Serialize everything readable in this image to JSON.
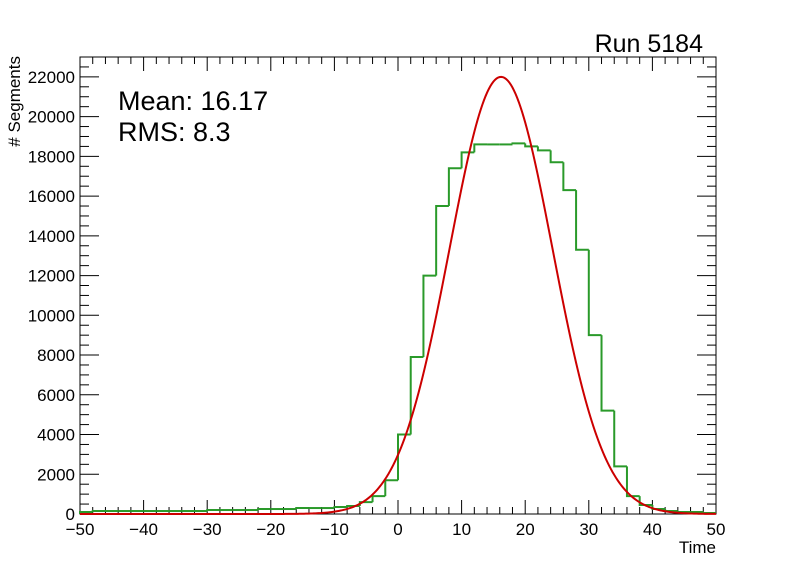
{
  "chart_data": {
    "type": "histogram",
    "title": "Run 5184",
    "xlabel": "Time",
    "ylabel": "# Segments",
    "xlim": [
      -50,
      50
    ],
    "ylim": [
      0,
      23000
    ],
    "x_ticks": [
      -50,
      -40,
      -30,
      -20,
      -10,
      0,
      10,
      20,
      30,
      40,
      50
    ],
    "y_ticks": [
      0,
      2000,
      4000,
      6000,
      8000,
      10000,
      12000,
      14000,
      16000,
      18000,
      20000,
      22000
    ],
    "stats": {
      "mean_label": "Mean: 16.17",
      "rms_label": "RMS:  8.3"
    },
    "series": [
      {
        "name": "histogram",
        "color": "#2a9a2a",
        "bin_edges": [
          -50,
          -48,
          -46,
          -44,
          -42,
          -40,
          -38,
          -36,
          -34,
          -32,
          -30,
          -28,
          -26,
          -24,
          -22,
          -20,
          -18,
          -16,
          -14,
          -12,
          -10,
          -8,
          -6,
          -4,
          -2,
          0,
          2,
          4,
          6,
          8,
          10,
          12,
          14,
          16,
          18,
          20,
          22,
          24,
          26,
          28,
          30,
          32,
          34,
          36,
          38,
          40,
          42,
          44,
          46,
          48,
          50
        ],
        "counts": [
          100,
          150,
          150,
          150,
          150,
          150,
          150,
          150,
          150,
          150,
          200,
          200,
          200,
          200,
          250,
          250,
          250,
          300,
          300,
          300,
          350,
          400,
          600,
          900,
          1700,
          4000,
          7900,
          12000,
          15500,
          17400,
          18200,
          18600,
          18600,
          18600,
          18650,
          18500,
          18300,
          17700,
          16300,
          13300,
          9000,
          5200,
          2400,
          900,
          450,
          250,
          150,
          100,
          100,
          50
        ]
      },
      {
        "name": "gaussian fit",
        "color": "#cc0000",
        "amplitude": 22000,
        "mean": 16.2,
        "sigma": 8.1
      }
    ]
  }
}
# # #
TASK REQUIREMENTS: Make an exact copy of the listing above. Do not include the pictures.

CORRECT ANSWER:
Serialize everything readable in this image to JSON.
{
  "chart_data": {
    "type": "histogram",
    "title": "Run 5184",
    "xlabel": "Time",
    "ylabel": "# Segments",
    "xlim": [
      -50,
      50
    ],
    "ylim": [
      0,
      23000
    ],
    "x_ticks": [
      -50,
      -40,
      -30,
      -20,
      -10,
      0,
      10,
      20,
      30,
      40,
      50
    ],
    "y_ticks": [
      0,
      2000,
      4000,
      6000,
      8000,
      10000,
      12000,
      14000,
      16000,
      18000,
      20000,
      22000
    ],
    "stats": {
      "mean_label": "Mean: 16.17",
      "rms_label": "RMS:  8.3"
    },
    "series": [
      {
        "name": "histogram",
        "color": "#2a9a2a",
        "bin_edges": [
          -50,
          -48,
          -46,
          -44,
          -42,
          -40,
          -38,
          -36,
          -34,
          -32,
          -30,
          -28,
          -26,
          -24,
          -22,
          -20,
          -18,
          -16,
          -14,
          -12,
          -10,
          -8,
          -6,
          -4,
          -2,
          0,
          2,
          4,
          6,
          8,
          10,
          12,
          14,
          16,
          18,
          20,
          22,
          24,
          26,
          28,
          30,
          32,
          34,
          36,
          38,
          40,
          42,
          44,
          46,
          48,
          50
        ],
        "counts": [
          100,
          150,
          150,
          150,
          150,
          150,
          150,
          150,
          150,
          150,
          200,
          200,
          200,
          200,
          250,
          250,
          250,
          300,
          300,
          300,
          350,
          400,
          600,
          900,
          1700,
          4000,
          7900,
          12000,
          15500,
          17400,
          18200,
          18600,
          18600,
          18600,
          18650,
          18500,
          18300,
          17700,
          16300,
          13300,
          9000,
          5200,
          2400,
          900,
          450,
          250,
          150,
          100,
          100,
          50
        ]
      },
      {
        "name": "gaussian fit",
        "color": "#cc0000",
        "amplitude": 22000,
        "mean": 16.2,
        "sigma": 8.1
      }
    ]
  }
}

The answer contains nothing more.